[Dataset items]
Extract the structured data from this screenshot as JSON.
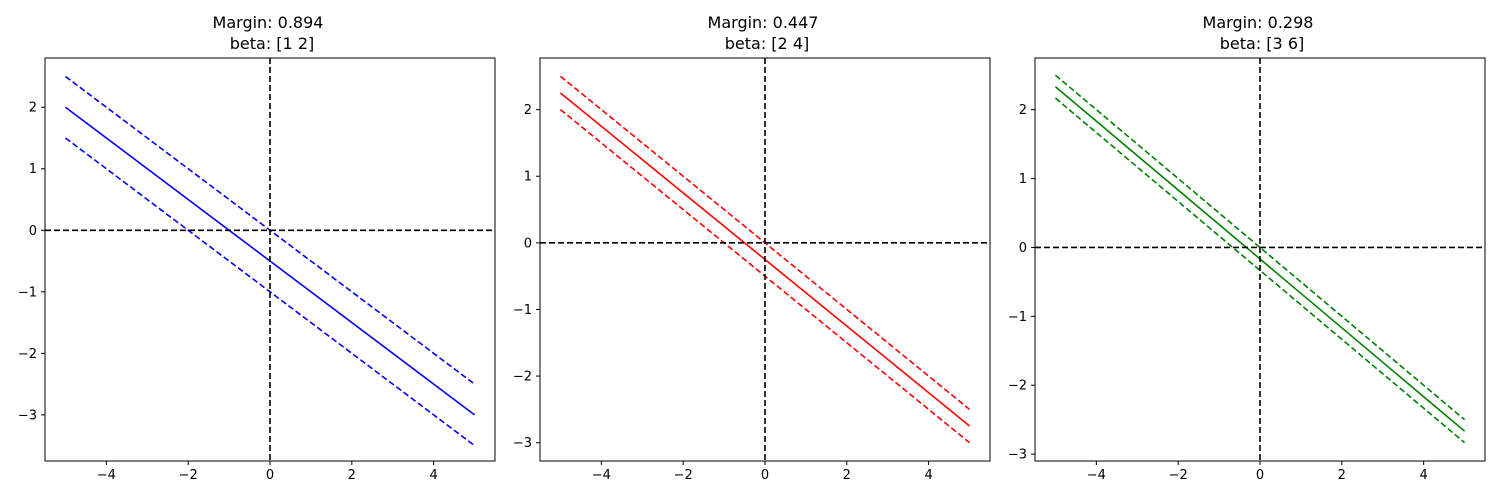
{
  "chart_data": [
    {
      "type": "line",
      "title_line1": "Margin: 0.894",
      "title_line2": "beta: [1 2]",
      "xlim": [
        -5.5,
        5.5
      ],
      "ylim": [
        -3.75,
        2.8
      ],
      "xticks": [
        -4,
        -2,
        0,
        2,
        4
      ],
      "yticks": [
        -3,
        -2,
        -1,
        0,
        1,
        2
      ],
      "xtick_labels": [
        "−4",
        "−2",
        "0",
        "2",
        "4"
      ],
      "ytick_labels": [
        "−3",
        "−2",
        "−1",
        "0",
        "1",
        "2"
      ],
      "color": "#0000ff",
      "series": [
        {
          "style": "solid",
          "x": [
            -5,
            5
          ],
          "y": [
            2.0,
            -3.0
          ]
        },
        {
          "style": "dashed",
          "x": [
            -5,
            5
          ],
          "y": [
            2.5,
            -2.5
          ]
        },
        {
          "style": "dashed",
          "x": [
            -5,
            5
          ],
          "y": [
            1.5,
            -3.5
          ]
        }
      ],
      "axis_lines": {
        "x": 0,
        "y": 0
      },
      "grid": false
    },
    {
      "type": "line",
      "title_line1": "Margin: 0.447",
      "title_line2": "beta: [2 4]",
      "xlim": [
        -5.5,
        5.5
      ],
      "ylim": [
        -3.275,
        2.775
      ],
      "xticks": [
        -4,
        -2,
        0,
        2,
        4
      ],
      "yticks": [
        -3,
        -2,
        -1,
        0,
        1,
        2
      ],
      "xtick_labels": [
        "−4",
        "−2",
        "0",
        "2",
        "4"
      ],
      "ytick_labels": [
        "−3",
        "−2",
        "−1",
        "0",
        "1",
        "2"
      ],
      "color": "#ff0000",
      "series": [
        {
          "style": "solid",
          "x": [
            -5,
            5
          ],
          "y": [
            2.25,
            -2.75
          ]
        },
        {
          "style": "dashed",
          "x": [
            -5,
            5
          ],
          "y": [
            2.5,
            -2.5
          ]
        },
        {
          "style": "dashed",
          "x": [
            -5,
            5
          ],
          "y": [
            2.0,
            -3.0
          ]
        }
      ],
      "axis_lines": {
        "x": 0,
        "y": 0
      },
      "grid": false
    },
    {
      "type": "line",
      "title_line1": "Margin: 0.298",
      "title_line2": "beta: [3 6]",
      "xlim": [
        -5.5,
        5.5
      ],
      "ylim": [
        -3.1,
        2.75
      ],
      "xticks": [
        -4,
        -2,
        0,
        2,
        4
      ],
      "yticks": [
        -3,
        -2,
        -1,
        0,
        1,
        2
      ],
      "xtick_labels": [
        "−4",
        "−2",
        "0",
        "2",
        "4"
      ],
      "ytick_labels": [
        "−3",
        "−2",
        "−1",
        "0",
        "1",
        "2"
      ],
      "color": "#008000",
      "series": [
        {
          "style": "solid",
          "x": [
            -5,
            5
          ],
          "y": [
            2.333,
            -2.667
          ]
        },
        {
          "style": "dashed",
          "x": [
            -5,
            5
          ],
          "y": [
            2.5,
            -2.5
          ]
        },
        {
          "style": "dashed",
          "x": [
            -5,
            5
          ],
          "y": [
            2.167,
            -2.833
          ]
        }
      ],
      "axis_lines": {
        "x": 0,
        "y": 0
      },
      "grid": false
    }
  ]
}
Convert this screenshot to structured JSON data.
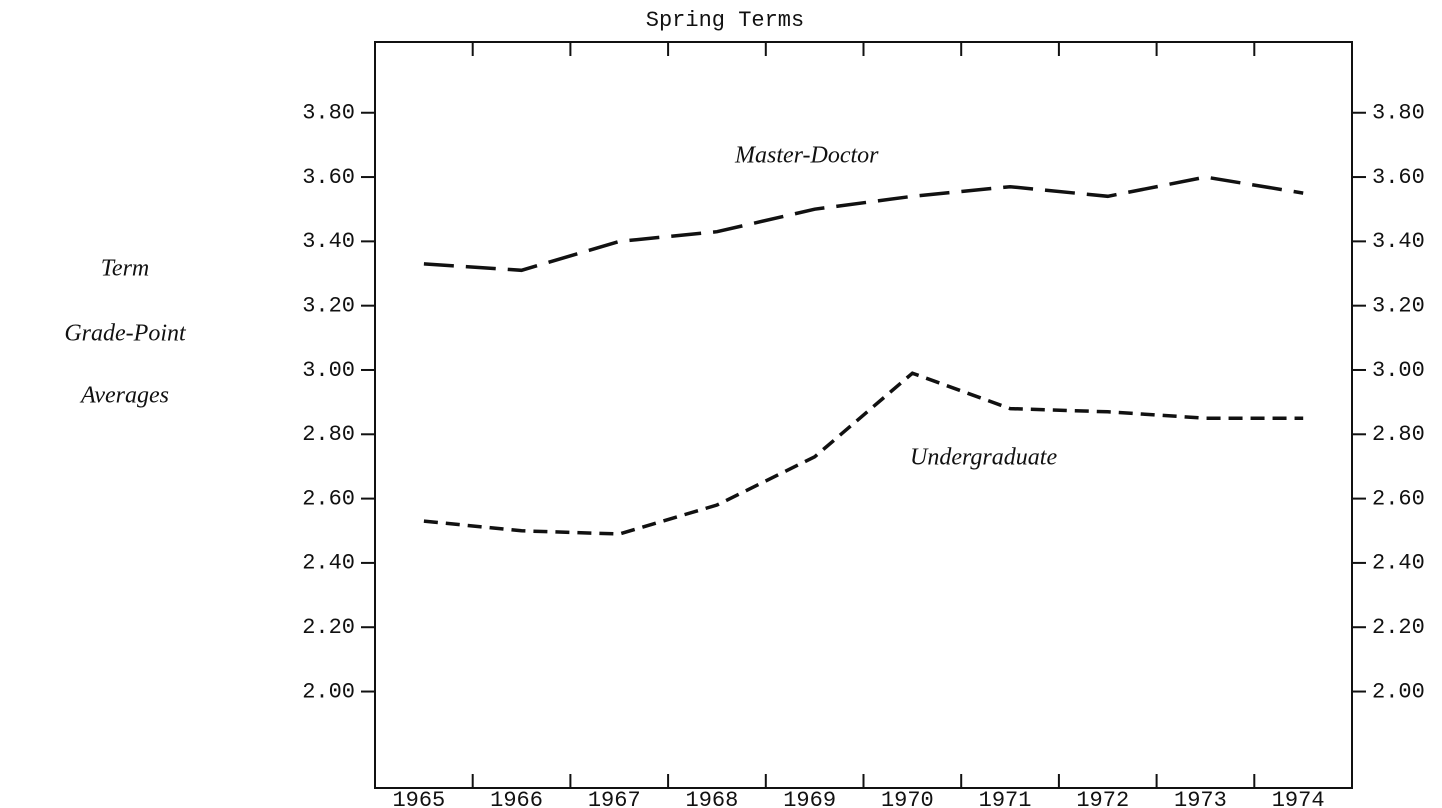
{
  "chart_data": {
    "type": "line",
    "title": "Spring Terms",
    "ylabel": [
      "Term",
      "Grade-Point",
      "Averages"
    ],
    "categories": [
      "1965",
      "1966",
      "1967",
      "1968",
      "1969",
      "1970",
      "1971",
      "1972",
      "1973",
      "1974"
    ],
    "series": [
      {
        "name": "Master-Doctor",
        "color": "#111111",
        "line_style": "long-dash",
        "values": [
          3.33,
          3.31,
          3.4,
          3.43,
          3.5,
          3.54,
          3.57,
          3.54,
          3.6,
          3.55
        ]
      },
      {
        "name": "Undergraduate",
        "color": "#111111",
        "line_style": "short-dash",
        "values": [
          2.53,
          2.5,
          2.49,
          2.58,
          2.73,
          2.99,
          2.88,
          2.87,
          2.85,
          2.85
        ]
      }
    ],
    "ylim": [
      1.7,
      4.02
    ],
    "yticks": [
      {
        "value": 2.0,
        "label": "2.00"
      },
      {
        "value": 2.2,
        "label": "2.20"
      },
      {
        "value": 2.4,
        "label": "2.40"
      },
      {
        "value": 2.6,
        "label": "2.60"
      },
      {
        "value": 2.8,
        "label": "2.80"
      },
      {
        "value": 3.0,
        "label": "3.00"
      },
      {
        "value": 3.2,
        "label": "3.20"
      },
      {
        "value": 3.4,
        "label": "3.40"
      },
      {
        "value": 3.6,
        "label": "3.60"
      },
      {
        "value": 3.8,
        "label": "3.80"
      }
    ],
    "y2lim": [
      1.7,
      4.02
    ],
    "y2ticks": [
      {
        "value": 2.0,
        "label": "2.00"
      },
      {
        "value": 2.2,
        "label": "2.20"
      },
      {
        "value": 2.4,
        "label": "2.40"
      },
      {
        "value": 2.6,
        "label": "2.60"
      },
      {
        "value": 2.8,
        "label": "2.80"
      },
      {
        "value": 3.0,
        "label": "3.00"
      },
      {
        "value": 3.2,
        "label": "3.20"
      },
      {
        "value": 3.4,
        "label": "3.40"
      },
      {
        "value": 3.6,
        "label": "3.60"
      },
      {
        "value": 3.8,
        "label": "3.80"
      }
    ]
  }
}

## GOAL OF THE EXERCISE
Look through the lines above and collect those with the word "beta".

## ANSWER TO THE PROBLEM
      "title_line2": "beta: [1 2]",
      "title_line2": "beta: [2 4]",
      "title_line2": "beta: [3 6]",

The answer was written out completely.